Requirements: Your job is to restate each entry word for word.

___ Provided material

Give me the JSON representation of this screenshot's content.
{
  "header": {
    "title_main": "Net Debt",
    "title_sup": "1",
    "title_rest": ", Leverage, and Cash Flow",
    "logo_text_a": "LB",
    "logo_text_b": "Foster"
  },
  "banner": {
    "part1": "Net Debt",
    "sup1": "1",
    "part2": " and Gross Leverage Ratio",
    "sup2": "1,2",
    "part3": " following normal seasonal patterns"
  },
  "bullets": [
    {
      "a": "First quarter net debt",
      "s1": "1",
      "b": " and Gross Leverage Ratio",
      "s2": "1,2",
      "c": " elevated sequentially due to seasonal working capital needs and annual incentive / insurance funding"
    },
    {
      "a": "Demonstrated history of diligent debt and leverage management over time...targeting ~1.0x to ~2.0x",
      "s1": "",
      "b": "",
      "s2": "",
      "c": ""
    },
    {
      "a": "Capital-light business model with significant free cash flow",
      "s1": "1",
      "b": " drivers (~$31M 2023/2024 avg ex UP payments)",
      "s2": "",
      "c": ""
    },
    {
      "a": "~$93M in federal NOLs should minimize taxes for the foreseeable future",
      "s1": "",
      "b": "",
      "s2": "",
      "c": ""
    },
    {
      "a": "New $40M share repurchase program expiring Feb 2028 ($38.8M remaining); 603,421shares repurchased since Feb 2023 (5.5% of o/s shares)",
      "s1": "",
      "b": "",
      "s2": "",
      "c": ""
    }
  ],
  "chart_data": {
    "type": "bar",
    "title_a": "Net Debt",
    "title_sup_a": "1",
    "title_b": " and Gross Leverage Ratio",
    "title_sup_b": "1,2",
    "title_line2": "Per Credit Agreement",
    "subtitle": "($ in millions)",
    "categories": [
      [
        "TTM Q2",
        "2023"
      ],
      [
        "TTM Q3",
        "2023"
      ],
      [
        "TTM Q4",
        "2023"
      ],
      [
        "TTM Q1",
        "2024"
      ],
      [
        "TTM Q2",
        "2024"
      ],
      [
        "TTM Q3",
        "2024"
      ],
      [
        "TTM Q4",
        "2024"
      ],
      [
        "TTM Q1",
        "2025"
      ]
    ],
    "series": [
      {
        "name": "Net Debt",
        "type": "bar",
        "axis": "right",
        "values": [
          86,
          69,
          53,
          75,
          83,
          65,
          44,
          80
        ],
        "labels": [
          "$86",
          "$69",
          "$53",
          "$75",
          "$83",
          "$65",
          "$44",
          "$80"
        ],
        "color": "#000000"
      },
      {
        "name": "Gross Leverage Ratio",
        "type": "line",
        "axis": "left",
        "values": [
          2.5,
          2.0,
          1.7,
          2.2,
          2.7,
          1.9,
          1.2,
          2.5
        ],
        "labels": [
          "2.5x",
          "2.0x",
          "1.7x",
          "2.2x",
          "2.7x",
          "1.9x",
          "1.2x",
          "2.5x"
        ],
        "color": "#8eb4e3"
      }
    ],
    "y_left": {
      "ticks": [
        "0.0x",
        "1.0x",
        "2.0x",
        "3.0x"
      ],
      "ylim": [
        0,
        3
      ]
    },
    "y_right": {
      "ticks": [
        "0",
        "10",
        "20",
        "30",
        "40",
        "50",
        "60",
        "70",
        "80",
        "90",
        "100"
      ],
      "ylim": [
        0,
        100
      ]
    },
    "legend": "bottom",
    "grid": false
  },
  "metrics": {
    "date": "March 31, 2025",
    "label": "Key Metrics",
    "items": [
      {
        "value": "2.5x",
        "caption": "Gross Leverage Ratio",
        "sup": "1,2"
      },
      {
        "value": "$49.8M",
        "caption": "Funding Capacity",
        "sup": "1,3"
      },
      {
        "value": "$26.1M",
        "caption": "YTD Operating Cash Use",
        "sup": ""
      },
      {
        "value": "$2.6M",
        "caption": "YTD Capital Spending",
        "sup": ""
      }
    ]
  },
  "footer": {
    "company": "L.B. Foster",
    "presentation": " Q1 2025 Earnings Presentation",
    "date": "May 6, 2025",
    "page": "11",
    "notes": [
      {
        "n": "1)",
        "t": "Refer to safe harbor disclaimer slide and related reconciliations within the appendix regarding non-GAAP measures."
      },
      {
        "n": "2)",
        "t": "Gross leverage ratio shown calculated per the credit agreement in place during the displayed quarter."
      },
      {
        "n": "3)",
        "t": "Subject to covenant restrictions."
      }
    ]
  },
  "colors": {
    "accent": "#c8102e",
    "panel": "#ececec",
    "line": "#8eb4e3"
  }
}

______

Solved problem:
Give me the JSON representation of this screenshot's content.
{
  "header": {
    "title_main": "Net Debt",
    "title_sup": "1",
    "title_rest": ", Leverage, and Cash Flow",
    "logo_text_a": "LB",
    "logo_text_b": "Foster"
  },
  "banner": {
    "part1": "Net Debt",
    "sup1": "1",
    "part2": " and Gross Leverage Ratio",
    "sup2": "1,2",
    "part3": " following normal seasonal patterns"
  },
  "bullets": [
    {
      "a": "First quarter net debt",
      "s1": "1",
      "b": " and Gross Leverage Ratio",
      "s2": "1,2",
      "c": " elevated sequentially due to seasonal working capital needs and annual incentive / insurance funding"
    },
    {
      "a": "Demonstrated history of diligent debt and leverage management over time...targeting ~1.0x to ~2.0x",
      "s1": "",
      "b": "",
      "s2": "",
      "c": ""
    },
    {
      "a": "Capital-light business model with significant free cash flow",
      "s1": "1",
      "b": " drivers (~$31M 2023/2024 avg ex UP payments)",
      "s2": "",
      "c": ""
    },
    {
      "a": "~$93M in federal NOLs should minimize taxes for the foreseeable future",
      "s1": "",
      "b": "",
      "s2": "",
      "c": ""
    },
    {
      "a": "New $40M share repurchase program expiring Feb 2028 ($38.8M remaining); 603,421shares repurchased since Feb 2023 (5.5% of o/s shares)",
      "s1": "",
      "b": "",
      "s2": "",
      "c": ""
    }
  ],
  "chart_data": {
    "type": "bar",
    "title_a": "Net Debt",
    "title_sup_a": "1",
    "title_b": " and Gross Leverage Ratio",
    "title_sup_b": "1,2",
    "title_line2": "Per Credit Agreement",
    "subtitle": "($ in millions)",
    "categories": [
      [
        "TTM Q2",
        "2023"
      ],
      [
        "TTM Q3",
        "2023"
      ],
      [
        "TTM Q4",
        "2023"
      ],
      [
        "TTM Q1",
        "2024"
      ],
      [
        "TTM Q2",
        "2024"
      ],
      [
        "TTM Q3",
        "2024"
      ],
      [
        "TTM Q4",
        "2024"
      ],
      [
        "TTM Q1",
        "2025"
      ]
    ],
    "series": [
      {
        "name": "Net Debt",
        "type": "bar",
        "axis": "right",
        "values": [
          86,
          69,
          53,
          75,
          83,
          65,
          44,
          80
        ],
        "labels": [
          "$86",
          "$69",
          "$53",
          "$75",
          "$83",
          "$65",
          "$44",
          "$80"
        ],
        "color": "#000000"
      },
      {
        "name": "Gross Leverage Ratio",
        "type": "line",
        "axis": "left",
        "values": [
          2.5,
          2.0,
          1.7,
          2.2,
          2.7,
          1.9,
          1.2,
          2.5
        ],
        "labels": [
          "2.5x",
          "2.0x",
          "1.7x",
          "2.2x",
          "2.7x",
          "1.9x",
          "1.2x",
          "2.5x"
        ],
        "color": "#8eb4e3"
      }
    ],
    "y_left": {
      "ticks": [
        "0.0x",
        "1.0x",
        "2.0x",
        "3.0x"
      ],
      "ylim": [
        0,
        3
      ]
    },
    "y_right": {
      "ticks": [
        "0",
        "10",
        "20",
        "30",
        "40",
        "50",
        "60",
        "70",
        "80",
        "90",
        "100"
      ],
      "ylim": [
        0,
        100
      ]
    },
    "legend": "bottom",
    "grid": false
  },
  "metrics": {
    "date": "March 31, 2025",
    "label": "Key Metrics",
    "items": [
      {
        "value": "2.5x",
        "caption": "Gross Leverage Ratio",
        "sup": "1,2"
      },
      {
        "value": "$49.8M",
        "caption": "Funding Capacity",
        "sup": "1,3"
      },
      {
        "value": "$26.1M",
        "caption": "YTD Operating Cash Use",
        "sup": ""
      },
      {
        "value": "$2.6M",
        "caption": "YTD Capital Spending",
        "sup": ""
      }
    ]
  },
  "footer": {
    "company": "L.B. Foster",
    "presentation": " Q1 2025 Earnings Presentation",
    "date": "May 6, 2025",
    "page": "11",
    "notes": [
      {
        "n": "1)",
        "t": "Refer to safe harbor disclaimer slide and related reconciliations within the appendix regarding non-GAAP measures."
      },
      {
        "n": "2)",
        "t": "Gross leverage ratio shown calculated per the credit agreement in place during the displayed quarter."
      },
      {
        "n": "3)",
        "t": "Subject to covenant restrictions."
      }
    ]
  },
  "colors": {
    "accent": "#c8102e",
    "panel": "#ececec",
    "line": "#8eb4e3"
  }
}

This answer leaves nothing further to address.